**What the task requires:** Copy the part of the listing below that opens with its first line and closes with the line containing "- row-checkbox[interactable]: [362, 1291, 374, 1303]". Include both end lines.

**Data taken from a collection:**
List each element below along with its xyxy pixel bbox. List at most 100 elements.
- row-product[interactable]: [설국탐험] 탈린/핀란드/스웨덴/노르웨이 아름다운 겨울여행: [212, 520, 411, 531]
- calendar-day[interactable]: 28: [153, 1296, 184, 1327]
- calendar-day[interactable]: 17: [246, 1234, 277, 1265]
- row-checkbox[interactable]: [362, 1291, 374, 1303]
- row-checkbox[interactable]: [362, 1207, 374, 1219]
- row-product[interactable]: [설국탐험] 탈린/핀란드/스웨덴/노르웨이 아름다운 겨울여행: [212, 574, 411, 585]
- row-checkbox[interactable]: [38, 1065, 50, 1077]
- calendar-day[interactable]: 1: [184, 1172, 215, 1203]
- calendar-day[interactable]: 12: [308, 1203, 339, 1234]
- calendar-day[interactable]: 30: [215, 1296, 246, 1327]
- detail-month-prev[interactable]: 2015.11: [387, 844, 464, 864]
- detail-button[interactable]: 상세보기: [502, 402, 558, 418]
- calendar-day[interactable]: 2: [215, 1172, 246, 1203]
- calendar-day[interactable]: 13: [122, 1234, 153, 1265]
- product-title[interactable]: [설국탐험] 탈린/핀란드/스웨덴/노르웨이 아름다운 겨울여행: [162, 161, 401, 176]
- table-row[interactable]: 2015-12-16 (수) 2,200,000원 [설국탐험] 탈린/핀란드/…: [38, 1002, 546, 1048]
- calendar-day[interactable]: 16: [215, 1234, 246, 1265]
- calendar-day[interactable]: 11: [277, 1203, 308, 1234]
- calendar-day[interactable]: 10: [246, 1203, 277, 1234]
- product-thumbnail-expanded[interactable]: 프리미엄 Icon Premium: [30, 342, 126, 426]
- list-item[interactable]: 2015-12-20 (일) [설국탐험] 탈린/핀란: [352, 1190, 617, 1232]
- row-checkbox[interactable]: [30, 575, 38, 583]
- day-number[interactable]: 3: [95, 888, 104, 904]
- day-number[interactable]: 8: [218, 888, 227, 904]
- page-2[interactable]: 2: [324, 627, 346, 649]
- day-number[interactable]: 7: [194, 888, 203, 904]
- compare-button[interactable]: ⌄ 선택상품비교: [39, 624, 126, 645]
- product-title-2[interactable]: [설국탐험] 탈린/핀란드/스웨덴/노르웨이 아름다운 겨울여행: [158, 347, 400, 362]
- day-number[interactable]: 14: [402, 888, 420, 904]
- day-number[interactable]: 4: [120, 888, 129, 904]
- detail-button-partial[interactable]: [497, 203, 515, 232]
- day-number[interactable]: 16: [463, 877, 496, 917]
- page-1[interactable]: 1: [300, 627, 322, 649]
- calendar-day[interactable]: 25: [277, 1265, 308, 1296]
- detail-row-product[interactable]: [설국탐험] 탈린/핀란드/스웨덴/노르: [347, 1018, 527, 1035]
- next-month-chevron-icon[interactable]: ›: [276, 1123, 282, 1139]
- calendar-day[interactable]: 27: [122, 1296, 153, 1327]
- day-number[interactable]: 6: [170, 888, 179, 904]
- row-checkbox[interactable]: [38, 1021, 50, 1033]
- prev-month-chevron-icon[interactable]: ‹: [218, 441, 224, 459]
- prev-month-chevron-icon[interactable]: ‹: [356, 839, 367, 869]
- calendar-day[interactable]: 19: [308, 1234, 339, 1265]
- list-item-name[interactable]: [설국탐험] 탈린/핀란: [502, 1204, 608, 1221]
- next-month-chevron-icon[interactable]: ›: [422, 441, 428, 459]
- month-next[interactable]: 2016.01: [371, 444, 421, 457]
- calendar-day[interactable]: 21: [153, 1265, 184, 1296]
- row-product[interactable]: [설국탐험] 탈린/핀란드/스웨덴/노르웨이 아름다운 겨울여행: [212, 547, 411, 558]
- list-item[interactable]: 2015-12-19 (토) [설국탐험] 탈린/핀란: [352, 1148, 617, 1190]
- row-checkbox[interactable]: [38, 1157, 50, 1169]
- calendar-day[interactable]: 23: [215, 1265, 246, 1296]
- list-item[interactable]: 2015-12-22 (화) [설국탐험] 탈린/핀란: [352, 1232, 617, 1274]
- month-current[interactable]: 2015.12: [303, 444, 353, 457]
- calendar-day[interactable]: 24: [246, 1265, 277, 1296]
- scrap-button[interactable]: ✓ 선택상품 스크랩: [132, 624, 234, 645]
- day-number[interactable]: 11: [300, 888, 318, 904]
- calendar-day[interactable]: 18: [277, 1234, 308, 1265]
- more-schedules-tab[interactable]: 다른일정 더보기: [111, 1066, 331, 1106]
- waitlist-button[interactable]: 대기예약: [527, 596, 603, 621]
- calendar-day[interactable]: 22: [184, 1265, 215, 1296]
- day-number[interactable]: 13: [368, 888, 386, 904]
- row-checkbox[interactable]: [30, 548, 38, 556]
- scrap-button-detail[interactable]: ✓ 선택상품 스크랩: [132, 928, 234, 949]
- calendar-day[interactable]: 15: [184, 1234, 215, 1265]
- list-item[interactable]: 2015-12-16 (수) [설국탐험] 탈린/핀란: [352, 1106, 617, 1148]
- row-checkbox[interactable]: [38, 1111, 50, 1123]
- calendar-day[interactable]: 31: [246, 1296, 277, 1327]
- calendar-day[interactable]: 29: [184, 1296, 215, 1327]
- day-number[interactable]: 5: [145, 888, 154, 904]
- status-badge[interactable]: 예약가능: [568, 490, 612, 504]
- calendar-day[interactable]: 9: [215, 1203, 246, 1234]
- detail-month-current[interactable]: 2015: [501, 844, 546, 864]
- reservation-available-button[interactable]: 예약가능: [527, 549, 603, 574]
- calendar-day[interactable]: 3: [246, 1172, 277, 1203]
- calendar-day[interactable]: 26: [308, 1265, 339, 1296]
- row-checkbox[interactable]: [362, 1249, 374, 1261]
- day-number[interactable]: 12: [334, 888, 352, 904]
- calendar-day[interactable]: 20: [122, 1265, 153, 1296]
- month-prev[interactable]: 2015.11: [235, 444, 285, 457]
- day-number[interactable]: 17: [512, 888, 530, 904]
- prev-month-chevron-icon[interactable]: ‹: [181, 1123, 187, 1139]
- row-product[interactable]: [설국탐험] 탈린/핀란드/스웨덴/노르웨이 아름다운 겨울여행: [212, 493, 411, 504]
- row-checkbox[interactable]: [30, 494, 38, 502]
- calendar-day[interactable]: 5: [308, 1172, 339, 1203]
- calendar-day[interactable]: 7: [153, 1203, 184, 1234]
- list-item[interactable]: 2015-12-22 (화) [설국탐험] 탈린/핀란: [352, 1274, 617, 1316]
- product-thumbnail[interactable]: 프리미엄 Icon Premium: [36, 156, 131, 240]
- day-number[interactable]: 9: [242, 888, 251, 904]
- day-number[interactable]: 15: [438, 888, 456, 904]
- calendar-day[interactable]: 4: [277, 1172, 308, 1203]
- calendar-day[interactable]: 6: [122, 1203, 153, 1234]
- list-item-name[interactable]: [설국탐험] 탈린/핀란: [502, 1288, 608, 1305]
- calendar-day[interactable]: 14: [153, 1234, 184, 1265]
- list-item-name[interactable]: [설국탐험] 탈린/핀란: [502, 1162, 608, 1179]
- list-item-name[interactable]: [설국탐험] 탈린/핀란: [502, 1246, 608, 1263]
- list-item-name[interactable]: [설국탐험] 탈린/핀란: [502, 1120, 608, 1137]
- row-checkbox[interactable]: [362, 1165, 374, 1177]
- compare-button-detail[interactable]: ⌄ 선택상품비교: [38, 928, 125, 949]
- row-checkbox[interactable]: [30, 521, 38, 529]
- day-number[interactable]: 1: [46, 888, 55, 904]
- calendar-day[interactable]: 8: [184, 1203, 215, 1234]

**Exercise answer:**
List each element below along with its xyxy pixel bbox. List at most 100 elements.
- row-product[interactable]: [설국탐험] 탈린/핀란드/스웨덴/노르웨이 아름다운 겨울여행: [212, 520, 411, 531]
- calendar-day[interactable]: 28: [153, 1296, 184, 1327]
- calendar-day[interactable]: 17: [246, 1234, 277, 1265]
- row-checkbox[interactable]: [362, 1291, 374, 1303]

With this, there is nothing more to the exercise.